* THE TASK: Copy out every line in which the string "rest" occurs.

* EXERCISE INPUTS:

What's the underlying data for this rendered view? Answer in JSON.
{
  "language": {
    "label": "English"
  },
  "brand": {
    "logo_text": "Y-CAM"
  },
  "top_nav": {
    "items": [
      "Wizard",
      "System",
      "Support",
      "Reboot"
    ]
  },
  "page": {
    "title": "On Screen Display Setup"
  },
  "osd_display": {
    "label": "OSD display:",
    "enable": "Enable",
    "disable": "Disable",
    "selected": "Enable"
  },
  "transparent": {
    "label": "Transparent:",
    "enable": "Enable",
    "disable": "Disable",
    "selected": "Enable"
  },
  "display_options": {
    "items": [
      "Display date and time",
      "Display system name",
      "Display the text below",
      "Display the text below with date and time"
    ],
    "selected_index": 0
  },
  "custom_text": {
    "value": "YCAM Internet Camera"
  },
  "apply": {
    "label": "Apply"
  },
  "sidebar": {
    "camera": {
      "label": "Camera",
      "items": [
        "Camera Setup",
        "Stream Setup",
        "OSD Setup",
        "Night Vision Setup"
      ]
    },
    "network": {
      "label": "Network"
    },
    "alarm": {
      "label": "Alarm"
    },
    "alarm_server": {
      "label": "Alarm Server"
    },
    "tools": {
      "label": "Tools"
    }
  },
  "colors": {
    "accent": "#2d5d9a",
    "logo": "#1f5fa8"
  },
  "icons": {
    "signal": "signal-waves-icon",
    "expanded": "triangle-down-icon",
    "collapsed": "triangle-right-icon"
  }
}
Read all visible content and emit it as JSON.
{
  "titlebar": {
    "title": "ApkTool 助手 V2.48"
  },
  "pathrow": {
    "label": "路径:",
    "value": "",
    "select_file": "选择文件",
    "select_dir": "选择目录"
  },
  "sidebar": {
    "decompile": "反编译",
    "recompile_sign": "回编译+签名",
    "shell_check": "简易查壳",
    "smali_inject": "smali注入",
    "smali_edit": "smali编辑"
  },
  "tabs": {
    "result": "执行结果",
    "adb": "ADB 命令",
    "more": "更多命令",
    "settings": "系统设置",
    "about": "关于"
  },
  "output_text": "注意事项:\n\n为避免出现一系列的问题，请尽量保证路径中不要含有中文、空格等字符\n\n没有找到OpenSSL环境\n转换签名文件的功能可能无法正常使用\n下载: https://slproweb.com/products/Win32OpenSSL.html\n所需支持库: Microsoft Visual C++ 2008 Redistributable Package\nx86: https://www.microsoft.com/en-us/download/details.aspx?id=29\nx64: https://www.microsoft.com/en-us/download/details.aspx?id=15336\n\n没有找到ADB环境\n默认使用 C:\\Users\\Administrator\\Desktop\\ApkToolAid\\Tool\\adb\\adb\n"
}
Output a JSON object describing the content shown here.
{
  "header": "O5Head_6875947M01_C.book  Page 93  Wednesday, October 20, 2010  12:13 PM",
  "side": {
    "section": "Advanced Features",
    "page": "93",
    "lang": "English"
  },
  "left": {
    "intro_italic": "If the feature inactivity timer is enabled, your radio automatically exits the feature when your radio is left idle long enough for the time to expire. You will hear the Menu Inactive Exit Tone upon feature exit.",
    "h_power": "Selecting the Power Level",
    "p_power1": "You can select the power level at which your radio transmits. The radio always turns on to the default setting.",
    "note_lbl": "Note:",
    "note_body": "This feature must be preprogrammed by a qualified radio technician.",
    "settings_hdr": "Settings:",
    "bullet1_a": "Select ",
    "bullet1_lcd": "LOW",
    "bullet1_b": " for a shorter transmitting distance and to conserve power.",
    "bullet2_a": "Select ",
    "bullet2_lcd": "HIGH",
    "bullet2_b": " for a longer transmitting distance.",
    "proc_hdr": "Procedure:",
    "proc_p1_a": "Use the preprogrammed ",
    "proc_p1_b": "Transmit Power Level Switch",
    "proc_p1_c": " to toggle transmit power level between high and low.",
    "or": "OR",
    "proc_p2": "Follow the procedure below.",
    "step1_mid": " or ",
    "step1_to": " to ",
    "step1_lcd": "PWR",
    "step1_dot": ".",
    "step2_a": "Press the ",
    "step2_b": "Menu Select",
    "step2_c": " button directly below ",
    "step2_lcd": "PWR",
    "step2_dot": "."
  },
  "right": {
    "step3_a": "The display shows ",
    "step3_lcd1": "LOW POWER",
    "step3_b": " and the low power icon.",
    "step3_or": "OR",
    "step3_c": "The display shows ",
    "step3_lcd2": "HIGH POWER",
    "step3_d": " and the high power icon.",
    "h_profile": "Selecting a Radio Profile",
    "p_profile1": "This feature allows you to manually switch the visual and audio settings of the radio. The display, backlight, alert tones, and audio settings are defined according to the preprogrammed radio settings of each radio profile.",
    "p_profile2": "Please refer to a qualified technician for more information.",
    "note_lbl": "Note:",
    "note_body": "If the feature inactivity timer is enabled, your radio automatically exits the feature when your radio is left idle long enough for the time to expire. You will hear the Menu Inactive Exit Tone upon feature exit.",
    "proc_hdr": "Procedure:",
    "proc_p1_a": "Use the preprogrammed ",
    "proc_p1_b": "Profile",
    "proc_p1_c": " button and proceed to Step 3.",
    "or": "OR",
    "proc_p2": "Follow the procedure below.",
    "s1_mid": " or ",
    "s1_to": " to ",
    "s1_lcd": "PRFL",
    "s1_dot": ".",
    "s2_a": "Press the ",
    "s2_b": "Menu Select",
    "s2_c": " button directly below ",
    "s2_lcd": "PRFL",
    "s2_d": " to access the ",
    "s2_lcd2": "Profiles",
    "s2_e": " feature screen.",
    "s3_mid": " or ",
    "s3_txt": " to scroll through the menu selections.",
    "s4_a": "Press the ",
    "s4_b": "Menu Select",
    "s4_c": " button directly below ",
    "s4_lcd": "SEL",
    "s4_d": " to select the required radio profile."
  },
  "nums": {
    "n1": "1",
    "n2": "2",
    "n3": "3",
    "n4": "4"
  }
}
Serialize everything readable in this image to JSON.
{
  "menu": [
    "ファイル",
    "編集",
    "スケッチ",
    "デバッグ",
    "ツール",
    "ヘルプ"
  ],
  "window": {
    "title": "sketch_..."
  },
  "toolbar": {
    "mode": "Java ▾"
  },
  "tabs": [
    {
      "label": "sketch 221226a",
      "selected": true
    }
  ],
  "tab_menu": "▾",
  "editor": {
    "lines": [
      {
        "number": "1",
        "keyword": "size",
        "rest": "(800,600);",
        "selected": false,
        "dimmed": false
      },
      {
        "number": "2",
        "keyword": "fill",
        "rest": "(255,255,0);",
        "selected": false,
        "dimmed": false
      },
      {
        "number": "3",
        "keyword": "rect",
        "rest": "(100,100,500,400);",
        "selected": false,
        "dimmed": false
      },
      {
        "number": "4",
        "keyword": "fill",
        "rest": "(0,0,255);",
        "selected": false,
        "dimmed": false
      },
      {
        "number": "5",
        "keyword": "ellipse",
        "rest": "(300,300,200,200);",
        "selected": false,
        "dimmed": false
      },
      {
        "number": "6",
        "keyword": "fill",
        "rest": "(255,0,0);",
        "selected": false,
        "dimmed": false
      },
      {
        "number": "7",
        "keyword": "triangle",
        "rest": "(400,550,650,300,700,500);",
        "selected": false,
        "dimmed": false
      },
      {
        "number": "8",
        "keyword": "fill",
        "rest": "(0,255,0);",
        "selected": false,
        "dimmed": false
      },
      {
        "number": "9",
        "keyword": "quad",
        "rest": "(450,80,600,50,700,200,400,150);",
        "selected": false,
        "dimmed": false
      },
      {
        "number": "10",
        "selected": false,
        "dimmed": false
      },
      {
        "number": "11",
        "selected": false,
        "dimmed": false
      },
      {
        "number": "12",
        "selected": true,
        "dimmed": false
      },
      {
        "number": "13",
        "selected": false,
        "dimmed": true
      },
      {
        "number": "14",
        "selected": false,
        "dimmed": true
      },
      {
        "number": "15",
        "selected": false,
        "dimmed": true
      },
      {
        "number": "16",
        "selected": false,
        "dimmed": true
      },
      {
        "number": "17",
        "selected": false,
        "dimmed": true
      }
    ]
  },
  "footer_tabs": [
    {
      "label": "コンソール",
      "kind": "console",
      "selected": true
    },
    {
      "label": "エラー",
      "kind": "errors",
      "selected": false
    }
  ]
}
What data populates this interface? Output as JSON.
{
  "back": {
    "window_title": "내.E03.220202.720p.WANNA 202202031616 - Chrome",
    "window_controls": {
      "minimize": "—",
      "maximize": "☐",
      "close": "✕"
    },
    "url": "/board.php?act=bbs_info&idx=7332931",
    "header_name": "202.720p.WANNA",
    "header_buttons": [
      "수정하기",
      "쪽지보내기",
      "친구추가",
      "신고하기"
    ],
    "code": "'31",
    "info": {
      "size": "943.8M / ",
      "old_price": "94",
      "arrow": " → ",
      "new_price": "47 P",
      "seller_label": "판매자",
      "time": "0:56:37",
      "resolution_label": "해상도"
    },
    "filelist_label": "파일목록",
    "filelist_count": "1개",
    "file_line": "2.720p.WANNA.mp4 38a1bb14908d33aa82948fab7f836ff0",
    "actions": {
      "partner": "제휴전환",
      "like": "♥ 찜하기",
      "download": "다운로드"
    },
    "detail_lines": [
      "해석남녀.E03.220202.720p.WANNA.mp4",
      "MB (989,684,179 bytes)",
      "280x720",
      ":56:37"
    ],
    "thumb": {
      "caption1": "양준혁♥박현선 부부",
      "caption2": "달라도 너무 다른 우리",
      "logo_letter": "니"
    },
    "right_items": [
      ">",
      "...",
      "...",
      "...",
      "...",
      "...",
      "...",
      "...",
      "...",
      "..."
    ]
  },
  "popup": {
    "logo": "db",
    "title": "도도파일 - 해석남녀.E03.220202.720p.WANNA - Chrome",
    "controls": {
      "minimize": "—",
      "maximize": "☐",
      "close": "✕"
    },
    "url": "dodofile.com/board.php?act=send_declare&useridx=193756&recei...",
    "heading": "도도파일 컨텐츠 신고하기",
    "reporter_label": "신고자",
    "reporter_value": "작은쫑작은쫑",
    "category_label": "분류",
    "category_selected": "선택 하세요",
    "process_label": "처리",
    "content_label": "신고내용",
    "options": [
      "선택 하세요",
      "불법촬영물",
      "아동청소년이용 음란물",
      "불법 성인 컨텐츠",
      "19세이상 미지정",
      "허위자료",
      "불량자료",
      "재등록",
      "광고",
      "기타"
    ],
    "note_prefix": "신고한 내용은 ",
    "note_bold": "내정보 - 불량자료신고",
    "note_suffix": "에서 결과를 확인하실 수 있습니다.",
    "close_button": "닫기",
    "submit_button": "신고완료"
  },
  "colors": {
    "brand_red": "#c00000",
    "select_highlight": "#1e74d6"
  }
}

* FULL ANSWER:
        "rest": "(800,600);",
        "rest": "(255,255,0);",
        "rest": "(100,100,500,400);",
        "rest": "(0,0,255);",
        "rest": "(300,300,200,200);",
        "rest": "(255,0,0);",
        "rest": "(400,550,650,300,700,500);",
        "rest": "(0,255,0);",
        "rest": "(450,80,600,50,700,200,400,150);",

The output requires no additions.